# Written instruction
Output each line exactly as it appears, skipping any embedded picture.
— start of Supplied records —
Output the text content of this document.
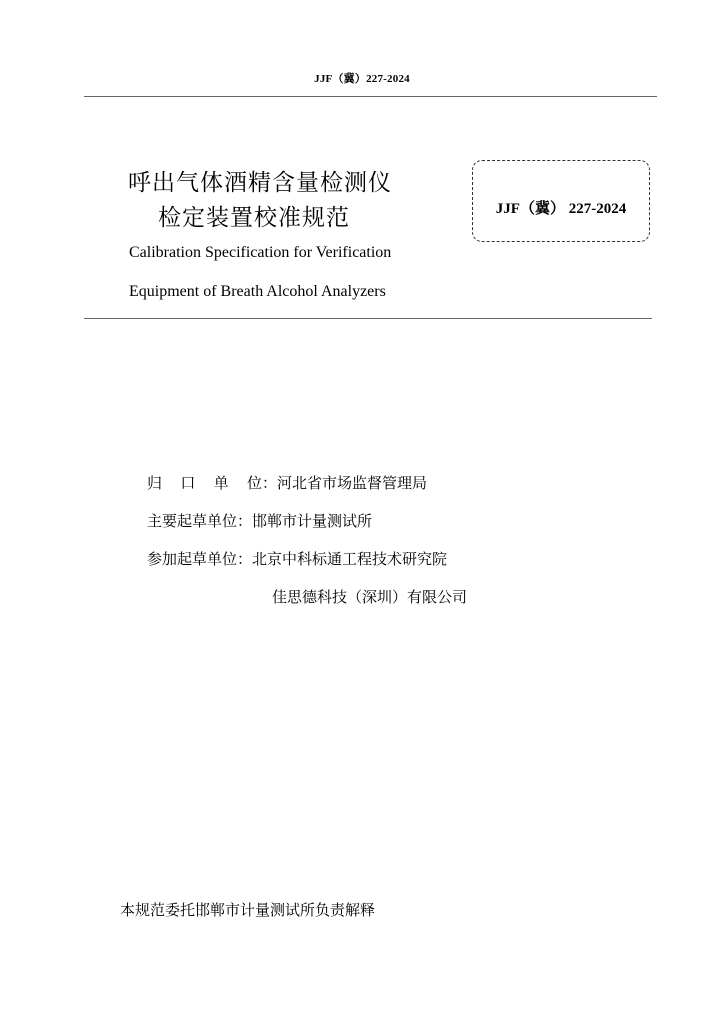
JJF（冀）227-2024
呼出气体酒精含量检测仪
检定装置校准规范
Calibration Specification for Verification
Equipment of Breath Alcohol Analyzers
JJF（冀） 227-2024
归 口 单 位 ： 河北省市场监督管理局
主要起草单位： 邯郸市计量测试所
参加起草单位： 北京中科标通工程技术研究院
佳思德科技（深圳）有限公司
本规范委托邯郸市计量测试所负责解释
— end of Supplied records —
# Solution to this task
Output the text content of this document.
JJF（冀）227-2024
呼出气体酒精含量检测仪
检定装置校准规范
Calibration Specification for Verification
Equipment of Breath Alcohol Analyzers
JJF（冀） 227-2024
归 口 单 位 ： 河北省市场监督管理局
主要起草单位： 邯郸市计量测试所
参加起草单位： 北京中科标通工程技术研究院
佳思德科技（深圳）有限公司
本规范委托邯郸市计量测试所负责解释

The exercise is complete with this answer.